* **Task instructions**: For the records below, say how many lines contain the string "label". Give the number only.

** Begin **

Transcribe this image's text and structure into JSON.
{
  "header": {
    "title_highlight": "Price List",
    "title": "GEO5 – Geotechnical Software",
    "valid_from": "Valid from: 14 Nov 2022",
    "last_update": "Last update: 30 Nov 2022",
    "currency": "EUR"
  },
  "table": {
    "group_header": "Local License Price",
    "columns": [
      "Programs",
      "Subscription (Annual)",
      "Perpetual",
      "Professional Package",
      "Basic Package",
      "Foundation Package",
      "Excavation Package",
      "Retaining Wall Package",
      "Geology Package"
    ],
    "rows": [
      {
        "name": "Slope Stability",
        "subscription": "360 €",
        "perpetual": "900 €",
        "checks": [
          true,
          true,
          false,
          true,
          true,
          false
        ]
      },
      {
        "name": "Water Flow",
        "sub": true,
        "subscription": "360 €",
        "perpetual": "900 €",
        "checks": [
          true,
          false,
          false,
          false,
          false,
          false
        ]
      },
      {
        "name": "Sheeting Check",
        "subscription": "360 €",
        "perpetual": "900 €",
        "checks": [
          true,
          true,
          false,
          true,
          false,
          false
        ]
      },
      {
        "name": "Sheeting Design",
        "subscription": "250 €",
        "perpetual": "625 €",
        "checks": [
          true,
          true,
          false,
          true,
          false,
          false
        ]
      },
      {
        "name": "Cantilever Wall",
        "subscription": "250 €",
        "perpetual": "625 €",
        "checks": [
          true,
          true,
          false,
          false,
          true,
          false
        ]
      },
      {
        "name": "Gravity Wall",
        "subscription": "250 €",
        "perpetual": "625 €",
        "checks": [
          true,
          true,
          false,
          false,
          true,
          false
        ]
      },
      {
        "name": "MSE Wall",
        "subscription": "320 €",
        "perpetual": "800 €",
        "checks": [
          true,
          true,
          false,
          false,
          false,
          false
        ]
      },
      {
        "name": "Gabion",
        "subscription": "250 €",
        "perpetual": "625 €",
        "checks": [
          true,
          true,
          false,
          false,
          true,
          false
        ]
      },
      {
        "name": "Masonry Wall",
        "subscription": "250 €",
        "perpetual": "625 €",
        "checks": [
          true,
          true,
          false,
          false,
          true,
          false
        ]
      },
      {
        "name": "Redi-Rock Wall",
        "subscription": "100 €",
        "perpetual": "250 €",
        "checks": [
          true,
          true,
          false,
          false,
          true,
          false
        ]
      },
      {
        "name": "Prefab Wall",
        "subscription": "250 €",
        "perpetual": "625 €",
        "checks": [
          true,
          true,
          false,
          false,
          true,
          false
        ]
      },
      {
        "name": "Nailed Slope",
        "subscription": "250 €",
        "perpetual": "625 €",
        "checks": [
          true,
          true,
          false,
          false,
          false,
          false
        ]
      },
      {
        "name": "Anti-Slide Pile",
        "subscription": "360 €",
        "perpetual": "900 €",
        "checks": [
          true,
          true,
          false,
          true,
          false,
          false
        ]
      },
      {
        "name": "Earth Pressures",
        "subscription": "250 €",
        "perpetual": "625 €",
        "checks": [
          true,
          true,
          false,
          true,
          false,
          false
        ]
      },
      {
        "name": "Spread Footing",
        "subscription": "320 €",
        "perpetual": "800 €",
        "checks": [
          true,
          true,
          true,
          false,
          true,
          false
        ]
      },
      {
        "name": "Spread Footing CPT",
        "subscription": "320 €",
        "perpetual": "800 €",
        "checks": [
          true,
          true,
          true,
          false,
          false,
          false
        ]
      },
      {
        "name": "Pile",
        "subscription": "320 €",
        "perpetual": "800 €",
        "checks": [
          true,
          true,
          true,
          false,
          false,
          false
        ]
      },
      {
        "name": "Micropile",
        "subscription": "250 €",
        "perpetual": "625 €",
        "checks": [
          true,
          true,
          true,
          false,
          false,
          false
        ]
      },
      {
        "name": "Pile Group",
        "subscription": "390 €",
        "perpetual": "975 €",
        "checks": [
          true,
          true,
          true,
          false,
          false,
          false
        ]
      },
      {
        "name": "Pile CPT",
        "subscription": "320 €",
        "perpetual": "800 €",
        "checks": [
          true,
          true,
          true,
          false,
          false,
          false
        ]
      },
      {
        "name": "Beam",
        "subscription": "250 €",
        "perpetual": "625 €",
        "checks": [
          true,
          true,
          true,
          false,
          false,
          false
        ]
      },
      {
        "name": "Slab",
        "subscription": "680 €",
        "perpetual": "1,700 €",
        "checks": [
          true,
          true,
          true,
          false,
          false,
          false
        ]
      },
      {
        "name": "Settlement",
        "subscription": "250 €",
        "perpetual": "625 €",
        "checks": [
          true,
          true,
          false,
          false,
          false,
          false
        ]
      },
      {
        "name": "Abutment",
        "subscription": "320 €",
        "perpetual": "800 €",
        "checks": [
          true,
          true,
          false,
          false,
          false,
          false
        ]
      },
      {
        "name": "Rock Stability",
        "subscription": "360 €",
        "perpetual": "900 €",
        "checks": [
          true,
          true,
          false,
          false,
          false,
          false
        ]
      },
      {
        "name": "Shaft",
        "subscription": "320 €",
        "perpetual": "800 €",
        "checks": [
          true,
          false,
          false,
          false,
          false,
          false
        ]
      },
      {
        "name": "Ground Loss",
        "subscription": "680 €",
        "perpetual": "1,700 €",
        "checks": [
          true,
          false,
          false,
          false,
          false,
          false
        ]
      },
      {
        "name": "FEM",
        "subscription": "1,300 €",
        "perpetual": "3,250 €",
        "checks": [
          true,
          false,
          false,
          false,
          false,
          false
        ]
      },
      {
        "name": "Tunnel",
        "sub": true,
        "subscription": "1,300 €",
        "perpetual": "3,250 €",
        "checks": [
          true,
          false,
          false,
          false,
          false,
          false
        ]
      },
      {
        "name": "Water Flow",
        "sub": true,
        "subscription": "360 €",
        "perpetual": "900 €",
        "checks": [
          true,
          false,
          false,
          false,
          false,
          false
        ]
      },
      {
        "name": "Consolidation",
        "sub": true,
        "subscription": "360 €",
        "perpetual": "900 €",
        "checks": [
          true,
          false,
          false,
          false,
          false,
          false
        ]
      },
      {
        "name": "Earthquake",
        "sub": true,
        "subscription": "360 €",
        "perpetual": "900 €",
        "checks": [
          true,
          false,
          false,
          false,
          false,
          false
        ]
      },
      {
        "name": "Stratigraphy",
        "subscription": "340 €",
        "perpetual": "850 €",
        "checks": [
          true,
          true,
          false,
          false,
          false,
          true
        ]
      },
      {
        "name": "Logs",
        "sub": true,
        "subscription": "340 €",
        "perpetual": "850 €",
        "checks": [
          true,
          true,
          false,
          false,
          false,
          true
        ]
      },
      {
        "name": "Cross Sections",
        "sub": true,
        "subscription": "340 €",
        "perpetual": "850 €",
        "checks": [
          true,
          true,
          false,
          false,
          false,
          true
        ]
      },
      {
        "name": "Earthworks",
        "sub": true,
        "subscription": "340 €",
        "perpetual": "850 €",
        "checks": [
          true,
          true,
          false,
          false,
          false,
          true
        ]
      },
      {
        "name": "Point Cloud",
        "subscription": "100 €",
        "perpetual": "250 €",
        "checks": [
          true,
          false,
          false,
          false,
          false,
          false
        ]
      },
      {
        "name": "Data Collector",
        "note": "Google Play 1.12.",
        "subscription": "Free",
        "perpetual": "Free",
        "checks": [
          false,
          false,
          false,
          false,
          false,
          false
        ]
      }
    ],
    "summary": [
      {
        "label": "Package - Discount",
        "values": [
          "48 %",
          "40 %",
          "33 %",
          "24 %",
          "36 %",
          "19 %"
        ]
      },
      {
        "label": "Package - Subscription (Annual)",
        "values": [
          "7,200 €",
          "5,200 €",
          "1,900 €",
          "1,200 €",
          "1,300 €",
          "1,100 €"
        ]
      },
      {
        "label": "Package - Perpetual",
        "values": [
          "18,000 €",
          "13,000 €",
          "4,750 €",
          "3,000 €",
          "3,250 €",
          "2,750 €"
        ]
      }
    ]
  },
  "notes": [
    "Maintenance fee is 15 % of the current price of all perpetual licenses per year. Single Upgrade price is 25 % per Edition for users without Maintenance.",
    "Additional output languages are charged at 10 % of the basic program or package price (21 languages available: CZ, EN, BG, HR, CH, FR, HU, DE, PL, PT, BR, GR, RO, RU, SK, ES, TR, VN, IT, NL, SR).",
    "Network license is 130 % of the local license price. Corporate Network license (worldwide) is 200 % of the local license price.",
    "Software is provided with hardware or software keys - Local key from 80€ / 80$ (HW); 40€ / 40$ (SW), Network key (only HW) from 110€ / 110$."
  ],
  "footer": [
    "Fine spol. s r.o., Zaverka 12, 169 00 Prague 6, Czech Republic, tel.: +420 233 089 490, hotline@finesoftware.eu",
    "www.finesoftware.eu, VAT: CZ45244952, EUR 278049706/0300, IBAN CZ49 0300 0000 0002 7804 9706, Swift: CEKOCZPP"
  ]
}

** End **

* **Finished task**: 3